** Start Records for this exercise **

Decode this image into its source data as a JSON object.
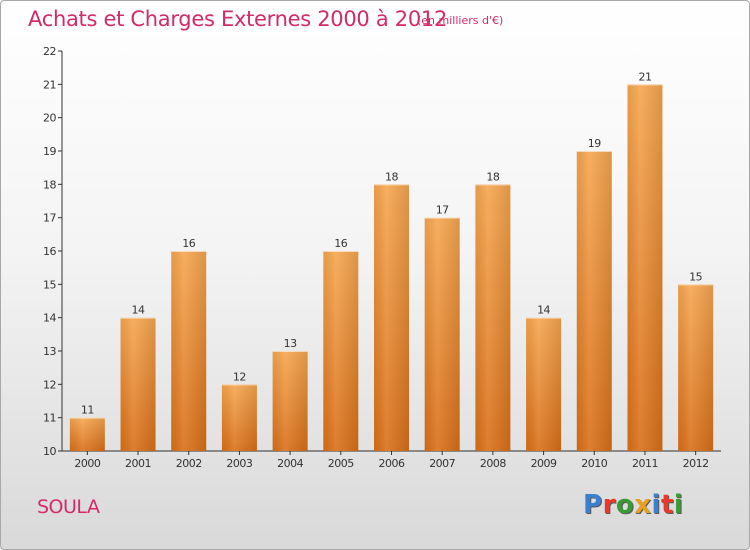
{
  "title": "Achats et Charges Externes 2000 à 2012",
  "subtitle": "(en milliers d'€)",
  "commune": "SOULA",
  "logo": {
    "text": "Proxiti",
    "colors": [
      "#3a7fd0",
      "#e83a2c",
      "#3a9a35",
      "#e8a020",
      "#3a7fd0",
      "#e83a2c",
      "#3a9a35"
    ]
  },
  "colors": {
    "bar_light": "#f6a650",
    "bar_dark": "#d96f18",
    "axis": "#333333",
    "label": "#333333"
  },
  "chart_data": {
    "type": "bar",
    "categories": [
      "2000",
      "2001",
      "2002",
      "2003",
      "2004",
      "2005",
      "2006",
      "2007",
      "2008",
      "2009",
      "2010",
      "2011",
      "2012"
    ],
    "values": [
      11,
      14,
      16,
      12,
      13,
      16,
      18,
      17,
      18,
      14,
      19,
      21,
      15
    ],
    "data_labels": [
      "11",
      "14",
      "16",
      "12",
      "13",
      "16",
      "18",
      "17",
      "18",
      "14",
      "19",
      "21",
      "15"
    ],
    "yticks": [
      "10",
      "11",
      "12",
      "13",
      "14",
      "15",
      "16",
      "17",
      "18",
      "19",
      "20",
      "21",
      "22"
    ],
    "ylim": [
      10,
      22
    ],
    "grid": false,
    "legend": "none"
  }
}
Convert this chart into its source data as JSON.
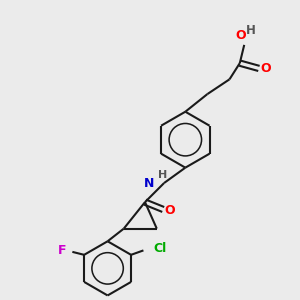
{
  "background_color": "#ebebeb",
  "bond_color": "#1a1a1a",
  "atom_colors": {
    "O": "#ff0000",
    "N": "#0000cc",
    "F": "#cc00cc",
    "Cl": "#00aa00",
    "H": "#555555",
    "C": "#1a1a1a"
  },
  "figsize": [
    3.0,
    3.0
  ],
  "dpi": 100
}
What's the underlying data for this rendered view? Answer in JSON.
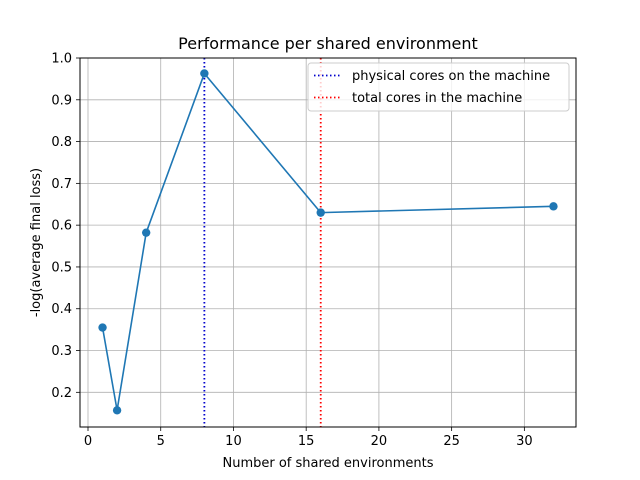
{
  "chart_data": {
    "type": "line",
    "title": "Performance per shared environment",
    "xlabel": "Number of shared environments",
    "ylabel": "-log(average final loss)",
    "xlim": [
      -0.55,
      33.55
    ],
    "ylim": [
      0.117,
      1.0
    ],
    "xticks": [
      0,
      5,
      10,
      15,
      20,
      25,
      30
    ],
    "yticks": [
      0.2,
      0.3,
      0.4,
      0.5,
      0.6,
      0.7,
      0.8,
      0.9,
      1.0
    ],
    "ytick_labels": [
      "0.2",
      "0.3",
      "0.4",
      "0.5",
      "0.6",
      "0.7",
      "0.8",
      "0.9",
      "1.0"
    ],
    "grid": true,
    "legend_position": "top-right",
    "series": [
      {
        "color": "#1f77b4",
        "marker": "circle",
        "x": [
          1,
          2,
          4,
          8,
          16,
          32
        ],
        "y": [
          0.355,
          0.157,
          0.582,
          0.963,
          0.63,
          0.645
        ]
      }
    ],
    "vlines": [
      {
        "x": 8,
        "color": "#0000cc",
        "label": "physical cores on the machine"
      },
      {
        "x": 16,
        "color": "#ff0000",
        "label": "total cores in the machine"
      }
    ]
  }
}
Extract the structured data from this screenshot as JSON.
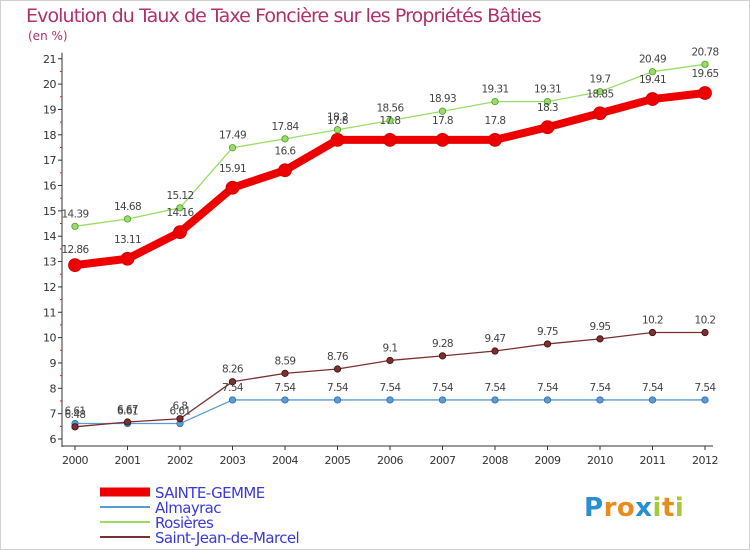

** End Records for this exercise **

What is needed - Retype each entry precisely. Skip images entirely.

Task response -
Decode this image into its source data as a JSON object.
{
  "title": "Achats et Charges Externes 2000 à 2012",
  "subtitle": "(en milliers d'€)",
  "commune": "SOULA",
  "logo": {
    "text": "Proxiti",
    "colors": [
      "#3a7fd0",
      "#e83a2c",
      "#3a9a35",
      "#e8a020",
      "#3a7fd0",
      "#e83a2c",
      "#3a9a35"
    ]
  },
  "colors": {
    "bar_light": "#f6a650",
    "bar_dark": "#d96f18",
    "axis": "#333333",
    "label": "#333333"
  },
  "chart_data": {
    "type": "bar",
    "categories": [
      "2000",
      "2001",
      "2002",
      "2003",
      "2004",
      "2005",
      "2006",
      "2007",
      "2008",
      "2009",
      "2010",
      "2011",
      "2012"
    ],
    "values": [
      11,
      14,
      16,
      12,
      13,
      16,
      18,
      17,
      18,
      14,
      19,
      21,
      15
    ],
    "data_labels": [
      "11",
      "14",
      "16",
      "12",
      "13",
      "16",
      "18",
      "17",
      "18",
      "14",
      "19",
      "21",
      "15"
    ],
    "yticks": [
      "10",
      "11",
      "12",
      "13",
      "14",
      "15",
      "16",
      "17",
      "18",
      "19",
      "20",
      "21",
      "22"
    ],
    "ylim": [
      10,
      22
    ],
    "grid": false,
    "legend": "none"
  }
}
Convert this chart into its source data as JSON.
{
  "background_color": "#ebebeb",
  "bond_color": "#1a1a1a",
  "atom_colors": {
    "O": "#ff0000",
    "N": "#0000cc",
    "F": "#cc00cc",
    "Cl": "#00aa00",
    "H": "#555555",
    "C": "#1a1a1a"
  },
  "figsize": [
    3.0,
    3.0
  ],
  "dpi": 100
}
What's the underlying data for this rendered view? Answer in JSON.
{
  "chart_data": {
    "type": "line",
    "title": "Performance per shared environment",
    "xlabel": "Number of shared environments",
    "ylabel": "-log(average final loss)",
    "xlim": [
      -0.55,
      33.55
    ],
    "ylim": [
      0.117,
      1.0
    ],
    "xticks": [
      0,
      5,
      10,
      15,
      20,
      25,
      30
    ],
    "yticks": [
      0.2,
      0.3,
      0.4,
      0.5,
      0.6,
      0.7,
      0.8,
      0.9,
      1.0
    ],
    "ytick_labels": [
      "0.2",
      "0.3",
      "0.4",
      "0.5",
      "0.6",
      "0.7",
      "0.8",
      "0.9",
      "1.0"
    ],
    "grid": true,
    "legend_position": "top-right",
    "series": [
      {
        "color": "#1f77b4",
        "marker": "circle",
        "x": [
          1,
          2,
          4,
          8,
          16,
          32
        ],
        "y": [
          0.355,
          0.157,
          0.582,
          0.963,
          0.63,
          0.645
        ]
      }
    ],
    "vlines": [
      {
        "x": 8,
        "color": "#0000cc",
        "label": "physical cores on the machine"
      },
      {
        "x": 16,
        "color": "#ff0000",
        "label": "total cores in the machine"
      }
    ]
  }
}
Extract the structured data from this screenshot as JSON.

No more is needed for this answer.